## THE TASK
Return every record verbatim.
[BEGIN PROVIDED INFORMATION]
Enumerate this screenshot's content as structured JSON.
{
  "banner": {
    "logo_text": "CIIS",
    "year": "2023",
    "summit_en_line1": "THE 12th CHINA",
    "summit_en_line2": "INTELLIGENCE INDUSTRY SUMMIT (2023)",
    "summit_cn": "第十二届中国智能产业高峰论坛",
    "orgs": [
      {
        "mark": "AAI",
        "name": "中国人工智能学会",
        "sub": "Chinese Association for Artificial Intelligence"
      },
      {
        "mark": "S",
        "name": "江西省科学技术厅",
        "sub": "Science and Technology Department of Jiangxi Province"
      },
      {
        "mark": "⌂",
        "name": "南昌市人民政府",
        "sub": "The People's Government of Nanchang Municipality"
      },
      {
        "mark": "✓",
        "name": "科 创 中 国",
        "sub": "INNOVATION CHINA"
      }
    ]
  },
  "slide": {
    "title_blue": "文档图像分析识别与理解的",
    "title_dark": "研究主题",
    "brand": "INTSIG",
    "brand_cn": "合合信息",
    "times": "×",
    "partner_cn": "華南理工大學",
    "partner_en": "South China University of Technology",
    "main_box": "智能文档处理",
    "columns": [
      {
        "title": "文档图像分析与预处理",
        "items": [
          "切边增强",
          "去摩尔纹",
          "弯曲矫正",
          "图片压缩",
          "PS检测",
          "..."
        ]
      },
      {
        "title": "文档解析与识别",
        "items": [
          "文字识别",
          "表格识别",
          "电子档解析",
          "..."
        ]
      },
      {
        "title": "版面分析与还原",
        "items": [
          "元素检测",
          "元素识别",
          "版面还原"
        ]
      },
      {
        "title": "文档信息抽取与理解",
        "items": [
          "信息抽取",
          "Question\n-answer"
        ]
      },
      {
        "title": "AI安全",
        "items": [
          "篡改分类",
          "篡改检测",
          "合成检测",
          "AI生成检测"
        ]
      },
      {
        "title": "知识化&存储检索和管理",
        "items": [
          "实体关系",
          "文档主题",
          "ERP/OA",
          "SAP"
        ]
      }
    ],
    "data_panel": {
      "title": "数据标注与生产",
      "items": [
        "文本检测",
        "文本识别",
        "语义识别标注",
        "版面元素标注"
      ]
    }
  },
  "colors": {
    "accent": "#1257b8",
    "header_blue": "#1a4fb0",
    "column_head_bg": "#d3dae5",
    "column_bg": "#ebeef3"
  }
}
[END PROVIDED INFORMATION]
## EXERCISE SOLUTION
Enumerate this screenshot's content as structured JSON.
{
  "banner": {
    "logo_text": "CIIS",
    "year": "2023",
    "summit_en_line1": "THE 12th CHINA",
    "summit_en_line2": "INTELLIGENCE INDUSTRY SUMMIT (2023)",
    "summit_cn": "第十二届中国智能产业高峰论坛",
    "orgs": [
      {
        "mark": "AAI",
        "name": "中国人工智能学会",
        "sub": "Chinese Association for Artificial Intelligence"
      },
      {
        "mark": "S",
        "name": "江西省科学技术厅",
        "sub": "Science and Technology Department of Jiangxi Province"
      },
      {
        "mark": "⌂",
        "name": "南昌市人民政府",
        "sub": "The People's Government of Nanchang Municipality"
      },
      {
        "mark": "✓",
        "name": "科 创 中 国",
        "sub": "INNOVATION CHINA"
      }
    ]
  },
  "slide": {
    "title_blue": "文档图像分析识别与理解的",
    "title_dark": "研究主题",
    "brand": "INTSIG",
    "brand_cn": "合合信息",
    "times": "×",
    "partner_cn": "華南理工大學",
    "partner_en": "South China University of Technology",
    "main_box": "智能文档处理",
    "columns": [
      {
        "title": "文档图像分析与预处理",
        "items": [
          "切边增强",
          "去摩尔纹",
          "弯曲矫正",
          "图片压缩",
          "PS检测",
          "..."
        ]
      },
      {
        "title": "文档解析与识别",
        "items": [
          "文字识别",
          "表格识别",
          "电子档解析",
          "..."
        ]
      },
      {
        "title": "版面分析与还原",
        "items": [
          "元素检测",
          "元素识别",
          "版面还原"
        ]
      },
      {
        "title": "文档信息抽取与理解",
        "items": [
          "信息抽取",
          "Question\n-answer"
        ]
      },
      {
        "title": "AI安全",
        "items": [
          "篡改分类",
          "篡改检测",
          "合成检测",
          "AI生成检测"
        ]
      },
      {
        "title": "知识化&存储检索和管理",
        "items": [
          "实体关系",
          "文档主题",
          "ERP/OA",
          "SAP"
        ]
      }
    ],
    "data_panel": {
      "title": "数据标注与生产",
      "items": [
        "文本检测",
        "文本识别",
        "语义识别标注",
        "版面元素标注"
      ]
    }
  },
  "colors": {
    "accent": "#1257b8",
    "header_blue": "#1a4fb0",
    "column_head_bg": "#d3dae5",
    "column_bg": "#ebeef3"
  }
}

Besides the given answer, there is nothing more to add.